▶ _PROBLEM DETAILS_: Give every line again exactly as it appears, please, but not the pictures.

▶ _SUPPLIED MATERIAL_:
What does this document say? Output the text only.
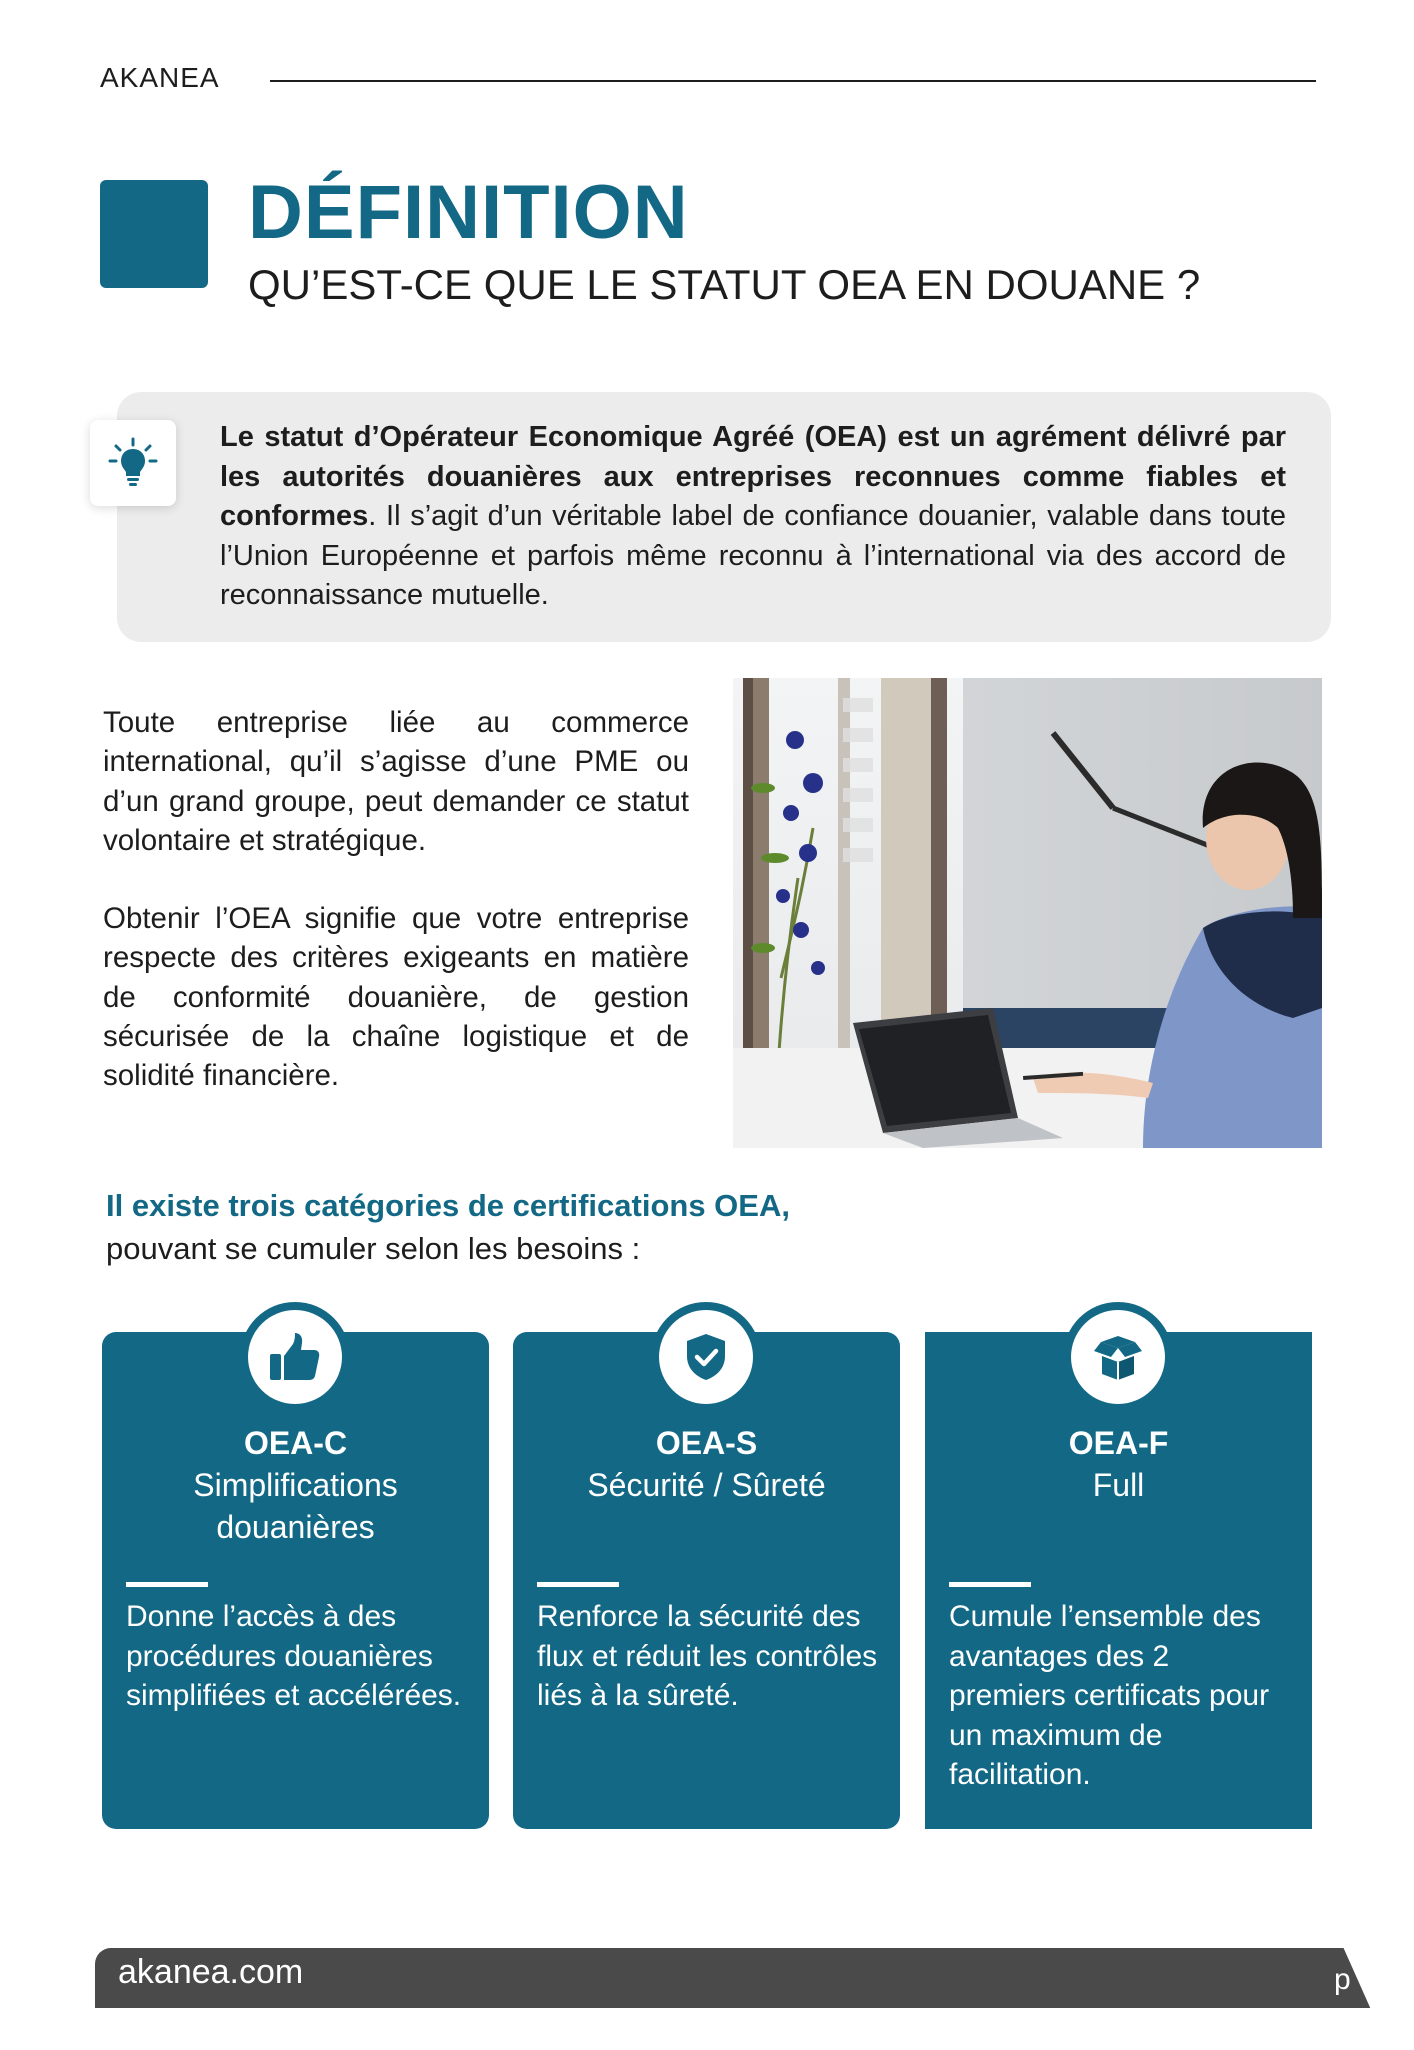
AKANEA
DÉFINITION
QU’EST-CE QUE LE STATUT OEA EN DOUANE ?

Le statut d’Opérateur Economique Agréé (OEA) est un agrément délivré par les autorités douanières aux entreprises reconnues comme fiables et conformes. Il s’agit d’un véritable label de confiance douanier, valable dans toute l’Union Européenne et parfois même reconnu à l’international via des accord de reconnaissance mutuelle.

Toute entreprise liée au commerce international, qu’il s’agisse d’une PME ou d’un grand groupe, peut demander ce statut volontaire et stratégique.

Obtenir l’OEA signifie que votre entreprise respecte des critères exigeants en matière de conformité douanière, de gestion sécurisée de la chaîne logistique et de solidité financière.

Il existe trois catégories de certifications OEA,
pouvant se cumuler selon les besoins :

OEA-C
Simplifications douanières

Donne l’accès à des procédures douanières simplifiées et accélérées.

OEA-S
Sécurité / Sûreté

Renforce la sécurité des flux et réduit les contrôles liés à la sûreté.

OEA-F
Full

Cumule l’ensemble des avantages des 2 premiers certificats pour un maximum de facilitation.

akanea.com	p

▶ _TASK ANSWER_:
What does this document say? Output the text only.
AKANEA
DÉFINITION
QU’EST-CE QUE LE STATUT OEA EN DOUANE ?

Le statut d’Opérateur Economique Agréé (OEA) est un agrément délivré par les autorités douanières aux entreprises reconnues comme fiables et conformes. Il s’agit d’un véritable label de confiance douanier, valable dans toute l’Union Européenne et parfois même reconnu à l’international via des accord de reconnaissance mutuelle.

Toute entreprise liée au commerce international, qu’il s’agisse d’une PME ou d’un grand groupe, peut demander ce statut volontaire et stratégique.

Obtenir l’OEA signifie que votre entreprise respecte des critères exigeants en matière de conformité douanière, de gestion sécurisée de la chaîne logistique et de solidité financière.

Il existe trois catégories de certifications OEA,
pouvant se cumuler selon les besoins :

OEA-C
Simplifications douanières

Donne l’accès à des procédures douanières simplifiées et accélérées.

OEA-S
Sécurité / Sûreté

Renforce la sécurité des flux et réduit les contrôles liés à la sûreté.

OEA-F
Full

Cumule l’ensemble des avantages des 2 premiers certificats pour un maximum de facilitation.

akanea.com	p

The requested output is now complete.